↓↓↓

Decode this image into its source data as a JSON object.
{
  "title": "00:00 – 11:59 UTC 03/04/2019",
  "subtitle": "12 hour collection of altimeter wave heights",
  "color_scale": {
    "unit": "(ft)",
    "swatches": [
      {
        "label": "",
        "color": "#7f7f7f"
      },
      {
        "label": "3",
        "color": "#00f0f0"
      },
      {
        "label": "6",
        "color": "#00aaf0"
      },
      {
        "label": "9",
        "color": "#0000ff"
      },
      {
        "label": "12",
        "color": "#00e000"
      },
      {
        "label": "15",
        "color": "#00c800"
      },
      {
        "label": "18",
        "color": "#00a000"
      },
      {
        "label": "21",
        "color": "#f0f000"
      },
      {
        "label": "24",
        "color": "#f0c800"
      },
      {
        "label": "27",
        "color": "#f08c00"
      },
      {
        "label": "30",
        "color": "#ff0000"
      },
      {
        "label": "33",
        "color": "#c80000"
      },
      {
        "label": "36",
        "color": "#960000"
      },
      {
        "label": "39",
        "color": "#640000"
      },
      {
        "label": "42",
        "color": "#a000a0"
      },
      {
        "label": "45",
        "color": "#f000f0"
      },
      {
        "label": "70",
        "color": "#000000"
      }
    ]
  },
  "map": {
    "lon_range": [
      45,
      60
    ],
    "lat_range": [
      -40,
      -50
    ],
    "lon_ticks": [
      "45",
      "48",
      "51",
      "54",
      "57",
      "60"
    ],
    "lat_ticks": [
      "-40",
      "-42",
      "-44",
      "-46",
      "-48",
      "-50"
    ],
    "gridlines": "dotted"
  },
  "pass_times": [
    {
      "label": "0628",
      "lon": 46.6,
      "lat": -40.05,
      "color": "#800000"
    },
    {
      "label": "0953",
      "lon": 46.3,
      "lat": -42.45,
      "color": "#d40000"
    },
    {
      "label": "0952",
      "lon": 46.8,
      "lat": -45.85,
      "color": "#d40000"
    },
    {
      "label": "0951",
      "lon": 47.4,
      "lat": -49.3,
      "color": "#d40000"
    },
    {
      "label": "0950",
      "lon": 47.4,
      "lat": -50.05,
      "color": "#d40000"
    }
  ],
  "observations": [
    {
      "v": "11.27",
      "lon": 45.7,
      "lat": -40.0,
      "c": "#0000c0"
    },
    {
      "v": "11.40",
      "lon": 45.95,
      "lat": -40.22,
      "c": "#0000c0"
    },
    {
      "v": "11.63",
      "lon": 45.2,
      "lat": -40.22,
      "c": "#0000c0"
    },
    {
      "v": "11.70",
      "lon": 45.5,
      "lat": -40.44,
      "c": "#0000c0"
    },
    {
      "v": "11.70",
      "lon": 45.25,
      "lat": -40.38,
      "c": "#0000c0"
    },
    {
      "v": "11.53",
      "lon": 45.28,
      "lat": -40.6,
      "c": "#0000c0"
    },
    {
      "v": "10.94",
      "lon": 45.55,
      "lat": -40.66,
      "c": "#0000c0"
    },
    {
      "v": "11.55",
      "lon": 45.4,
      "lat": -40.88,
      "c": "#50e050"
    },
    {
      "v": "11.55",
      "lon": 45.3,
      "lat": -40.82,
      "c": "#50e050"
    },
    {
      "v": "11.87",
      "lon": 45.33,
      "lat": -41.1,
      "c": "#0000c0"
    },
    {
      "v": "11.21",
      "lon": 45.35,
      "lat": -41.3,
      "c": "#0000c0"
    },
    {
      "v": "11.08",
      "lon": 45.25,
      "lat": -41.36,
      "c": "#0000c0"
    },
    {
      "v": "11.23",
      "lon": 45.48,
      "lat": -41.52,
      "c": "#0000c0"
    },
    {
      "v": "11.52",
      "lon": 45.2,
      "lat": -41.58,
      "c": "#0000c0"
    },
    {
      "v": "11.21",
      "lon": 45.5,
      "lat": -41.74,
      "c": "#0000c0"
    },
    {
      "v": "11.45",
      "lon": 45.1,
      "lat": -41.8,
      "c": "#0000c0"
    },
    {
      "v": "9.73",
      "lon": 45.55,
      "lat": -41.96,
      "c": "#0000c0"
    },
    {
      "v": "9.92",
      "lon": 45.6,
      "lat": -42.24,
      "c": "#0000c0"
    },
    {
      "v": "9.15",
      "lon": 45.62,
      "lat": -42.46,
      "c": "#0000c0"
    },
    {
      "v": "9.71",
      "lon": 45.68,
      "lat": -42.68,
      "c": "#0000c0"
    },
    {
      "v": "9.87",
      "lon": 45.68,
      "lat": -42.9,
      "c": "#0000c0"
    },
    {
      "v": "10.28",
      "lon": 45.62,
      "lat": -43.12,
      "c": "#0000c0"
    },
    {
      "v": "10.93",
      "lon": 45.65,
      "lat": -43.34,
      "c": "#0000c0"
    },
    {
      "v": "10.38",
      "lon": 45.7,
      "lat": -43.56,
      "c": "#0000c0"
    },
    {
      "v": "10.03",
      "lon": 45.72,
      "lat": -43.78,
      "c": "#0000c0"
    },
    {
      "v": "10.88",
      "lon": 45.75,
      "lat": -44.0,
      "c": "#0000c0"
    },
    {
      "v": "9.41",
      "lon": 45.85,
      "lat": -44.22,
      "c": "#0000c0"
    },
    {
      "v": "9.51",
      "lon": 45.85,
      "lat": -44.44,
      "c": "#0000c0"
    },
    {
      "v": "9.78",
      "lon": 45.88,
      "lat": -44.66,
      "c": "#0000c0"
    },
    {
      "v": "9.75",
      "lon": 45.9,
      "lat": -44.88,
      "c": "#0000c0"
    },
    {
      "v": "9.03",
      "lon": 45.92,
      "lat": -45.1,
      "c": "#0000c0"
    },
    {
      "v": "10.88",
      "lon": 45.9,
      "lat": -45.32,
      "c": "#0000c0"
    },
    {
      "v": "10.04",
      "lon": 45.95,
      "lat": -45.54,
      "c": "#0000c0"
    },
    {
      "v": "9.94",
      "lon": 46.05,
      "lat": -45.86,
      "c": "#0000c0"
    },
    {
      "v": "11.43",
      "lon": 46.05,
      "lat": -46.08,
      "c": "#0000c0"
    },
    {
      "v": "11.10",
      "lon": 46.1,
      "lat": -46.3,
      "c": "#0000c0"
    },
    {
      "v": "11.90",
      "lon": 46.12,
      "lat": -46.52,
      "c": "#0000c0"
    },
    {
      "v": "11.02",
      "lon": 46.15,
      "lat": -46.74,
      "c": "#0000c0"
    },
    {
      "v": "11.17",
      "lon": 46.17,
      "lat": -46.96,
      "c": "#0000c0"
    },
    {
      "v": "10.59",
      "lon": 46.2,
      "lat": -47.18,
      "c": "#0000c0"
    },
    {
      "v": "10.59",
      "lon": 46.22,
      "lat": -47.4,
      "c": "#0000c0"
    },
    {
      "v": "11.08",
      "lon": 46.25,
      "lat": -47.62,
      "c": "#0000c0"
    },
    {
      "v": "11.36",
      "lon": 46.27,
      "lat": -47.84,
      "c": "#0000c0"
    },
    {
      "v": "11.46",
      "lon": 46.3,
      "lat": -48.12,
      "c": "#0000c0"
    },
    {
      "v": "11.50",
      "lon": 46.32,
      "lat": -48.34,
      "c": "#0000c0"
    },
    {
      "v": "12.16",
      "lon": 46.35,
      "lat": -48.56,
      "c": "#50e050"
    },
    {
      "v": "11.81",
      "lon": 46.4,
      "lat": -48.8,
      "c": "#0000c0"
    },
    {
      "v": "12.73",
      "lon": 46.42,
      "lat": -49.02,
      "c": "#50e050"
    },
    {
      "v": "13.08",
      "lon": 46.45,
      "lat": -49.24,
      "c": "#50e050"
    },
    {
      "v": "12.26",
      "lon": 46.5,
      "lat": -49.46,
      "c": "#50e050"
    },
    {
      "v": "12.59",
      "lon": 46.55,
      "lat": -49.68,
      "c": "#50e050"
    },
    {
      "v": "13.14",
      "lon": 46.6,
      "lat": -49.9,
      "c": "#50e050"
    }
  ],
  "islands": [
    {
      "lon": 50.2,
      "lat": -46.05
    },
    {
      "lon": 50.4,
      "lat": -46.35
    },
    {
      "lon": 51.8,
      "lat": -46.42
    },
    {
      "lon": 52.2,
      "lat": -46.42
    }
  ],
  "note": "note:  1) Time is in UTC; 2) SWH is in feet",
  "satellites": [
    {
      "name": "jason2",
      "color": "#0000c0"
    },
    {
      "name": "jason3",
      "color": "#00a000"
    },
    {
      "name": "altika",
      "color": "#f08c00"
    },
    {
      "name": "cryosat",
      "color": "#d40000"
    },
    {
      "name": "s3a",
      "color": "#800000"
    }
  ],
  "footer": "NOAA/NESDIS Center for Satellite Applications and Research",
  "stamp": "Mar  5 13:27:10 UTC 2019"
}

↑↑↑

=== DIRECTIONS FOR THIS TASK ===
Filter the entries down to the lines containing "name". Copy each of those lines.

=== ANSWER BELOW ===
      "name": "jason2",
      "name": "jason3",
      "name": "altika",
      "name": "cryosat",
      "name": "s3a",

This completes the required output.